Instructions to follow: Each record is to be printed again precisely as it reads.

[Figure record listings]
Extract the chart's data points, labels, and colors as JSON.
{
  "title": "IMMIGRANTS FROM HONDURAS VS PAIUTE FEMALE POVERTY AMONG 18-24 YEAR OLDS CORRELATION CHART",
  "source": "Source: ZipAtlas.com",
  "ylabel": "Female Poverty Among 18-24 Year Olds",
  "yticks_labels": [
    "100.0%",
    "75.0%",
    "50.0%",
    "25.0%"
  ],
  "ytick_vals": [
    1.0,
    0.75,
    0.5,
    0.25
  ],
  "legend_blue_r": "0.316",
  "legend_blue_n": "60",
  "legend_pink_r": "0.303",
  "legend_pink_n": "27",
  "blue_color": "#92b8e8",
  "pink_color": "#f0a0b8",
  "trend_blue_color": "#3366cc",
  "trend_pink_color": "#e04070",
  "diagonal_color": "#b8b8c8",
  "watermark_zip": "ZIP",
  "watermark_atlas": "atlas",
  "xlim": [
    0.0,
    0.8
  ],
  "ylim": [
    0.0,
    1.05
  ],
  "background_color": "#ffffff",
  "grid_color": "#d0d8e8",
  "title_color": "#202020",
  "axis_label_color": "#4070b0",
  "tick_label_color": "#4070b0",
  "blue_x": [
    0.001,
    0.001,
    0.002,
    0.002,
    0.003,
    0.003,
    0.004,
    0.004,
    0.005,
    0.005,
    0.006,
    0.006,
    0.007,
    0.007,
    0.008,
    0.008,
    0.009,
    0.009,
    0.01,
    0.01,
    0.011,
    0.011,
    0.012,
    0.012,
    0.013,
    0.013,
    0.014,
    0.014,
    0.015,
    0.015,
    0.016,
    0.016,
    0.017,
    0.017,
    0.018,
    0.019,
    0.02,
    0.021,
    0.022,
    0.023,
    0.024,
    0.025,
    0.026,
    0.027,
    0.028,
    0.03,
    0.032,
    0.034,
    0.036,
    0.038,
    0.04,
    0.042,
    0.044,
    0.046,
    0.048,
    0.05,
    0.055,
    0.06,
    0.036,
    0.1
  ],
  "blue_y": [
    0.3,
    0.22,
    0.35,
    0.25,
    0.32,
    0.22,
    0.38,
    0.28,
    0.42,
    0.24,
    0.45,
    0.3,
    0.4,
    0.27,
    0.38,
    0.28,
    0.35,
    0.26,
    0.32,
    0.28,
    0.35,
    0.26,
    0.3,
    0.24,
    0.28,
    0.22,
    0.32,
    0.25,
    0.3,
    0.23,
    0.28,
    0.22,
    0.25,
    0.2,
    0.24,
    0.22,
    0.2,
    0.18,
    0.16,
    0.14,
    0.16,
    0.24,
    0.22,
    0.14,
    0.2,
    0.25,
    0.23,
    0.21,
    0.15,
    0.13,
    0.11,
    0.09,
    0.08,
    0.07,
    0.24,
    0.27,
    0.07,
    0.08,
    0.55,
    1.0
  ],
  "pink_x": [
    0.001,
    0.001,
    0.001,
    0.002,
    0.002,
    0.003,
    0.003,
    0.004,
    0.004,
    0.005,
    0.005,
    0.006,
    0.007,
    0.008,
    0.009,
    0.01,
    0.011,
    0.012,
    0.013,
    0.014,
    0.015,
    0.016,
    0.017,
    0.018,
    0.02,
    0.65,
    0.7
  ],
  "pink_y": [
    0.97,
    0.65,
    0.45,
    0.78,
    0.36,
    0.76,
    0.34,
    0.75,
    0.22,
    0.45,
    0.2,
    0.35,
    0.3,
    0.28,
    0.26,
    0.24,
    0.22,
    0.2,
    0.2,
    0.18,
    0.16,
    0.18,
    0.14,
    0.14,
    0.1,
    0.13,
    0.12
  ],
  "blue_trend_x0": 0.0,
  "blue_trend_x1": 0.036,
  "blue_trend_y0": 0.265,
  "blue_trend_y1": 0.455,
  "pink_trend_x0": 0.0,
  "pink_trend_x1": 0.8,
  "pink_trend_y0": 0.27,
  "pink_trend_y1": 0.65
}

Output of the task:
Extract the chart's data points, labels, and colors as JSON.
{
  "title": "IMMIGRANTS FROM HONDURAS VS PAIUTE FEMALE POVERTY AMONG 18-24 YEAR OLDS CORRELATION CHART",
  "source": "Source: ZipAtlas.com",
  "ylabel": "Female Poverty Among 18-24 Year Olds",
  "yticks_labels": [
    "100.0%",
    "75.0%",
    "50.0%",
    "25.0%"
  ],
  "ytick_vals": [
    1.0,
    0.75,
    0.5,
    0.25
  ],
  "legend_blue_r": "0.316",
  "legend_blue_n": "60",
  "legend_pink_r": "0.303",
  "legend_pink_n": "27",
  "blue_color": "#92b8e8",
  "pink_color": "#f0a0b8",
  "trend_blue_color": "#3366cc",
  "trend_pink_color": "#e04070",
  "diagonal_color": "#b8b8c8",
  "watermark_zip": "ZIP",
  "watermark_atlas": "atlas",
  "xlim": [
    0.0,
    0.8
  ],
  "ylim": [
    0.0,
    1.05
  ],
  "background_color": "#ffffff",
  "grid_color": "#d0d8e8",
  "title_color": "#202020",
  "axis_label_color": "#4070b0",
  "tick_label_color": "#4070b0",
  "blue_x": [
    0.001,
    0.001,
    0.002,
    0.002,
    0.003,
    0.003,
    0.004,
    0.004,
    0.005,
    0.005,
    0.006,
    0.006,
    0.007,
    0.007,
    0.008,
    0.008,
    0.009,
    0.009,
    0.01,
    0.01,
    0.011,
    0.011,
    0.012,
    0.012,
    0.013,
    0.013,
    0.014,
    0.014,
    0.015,
    0.015,
    0.016,
    0.016,
    0.017,
    0.017,
    0.018,
    0.019,
    0.02,
    0.021,
    0.022,
    0.023,
    0.024,
    0.025,
    0.026,
    0.027,
    0.028,
    0.03,
    0.032,
    0.034,
    0.036,
    0.038,
    0.04,
    0.042,
    0.044,
    0.046,
    0.048,
    0.05,
    0.055,
    0.06,
    0.036,
    0.1
  ],
  "blue_y": [
    0.3,
    0.22,
    0.35,
    0.25,
    0.32,
    0.22,
    0.38,
    0.28,
    0.42,
    0.24,
    0.45,
    0.3,
    0.4,
    0.27,
    0.38,
    0.28,
    0.35,
    0.26,
    0.32,
    0.28,
    0.35,
    0.26,
    0.3,
    0.24,
    0.28,
    0.22,
    0.32,
    0.25,
    0.3,
    0.23,
    0.28,
    0.22,
    0.25,
    0.2,
    0.24,
    0.22,
    0.2,
    0.18,
    0.16,
    0.14,
    0.16,
    0.24,
    0.22,
    0.14,
    0.2,
    0.25,
    0.23,
    0.21,
    0.15,
    0.13,
    0.11,
    0.09,
    0.08,
    0.07,
    0.24,
    0.27,
    0.07,
    0.08,
    0.55,
    1.0
  ],
  "pink_x": [
    0.001,
    0.001,
    0.001,
    0.002,
    0.002,
    0.003,
    0.003,
    0.004,
    0.004,
    0.005,
    0.005,
    0.006,
    0.007,
    0.008,
    0.009,
    0.01,
    0.011,
    0.012,
    0.013,
    0.014,
    0.015,
    0.016,
    0.017,
    0.018,
    0.02,
    0.65,
    0.7
  ],
  "pink_y": [
    0.97,
    0.65,
    0.45,
    0.78,
    0.36,
    0.76,
    0.34,
    0.75,
    0.22,
    0.45,
    0.2,
    0.35,
    0.3,
    0.28,
    0.26,
    0.24,
    0.22,
    0.2,
    0.2,
    0.18,
    0.16,
    0.18,
    0.14,
    0.14,
    0.1,
    0.13,
    0.12
  ],
  "blue_trend_x0": 0.0,
  "blue_trend_x1": 0.036,
  "blue_trend_y0": 0.265,
  "blue_trend_y1": 0.455,
  "pink_trend_x0": 0.0,
  "pink_trend_x1": 0.8,
  "pink_trend_y0": 0.27,
  "pink_trend_y1": 0.65
}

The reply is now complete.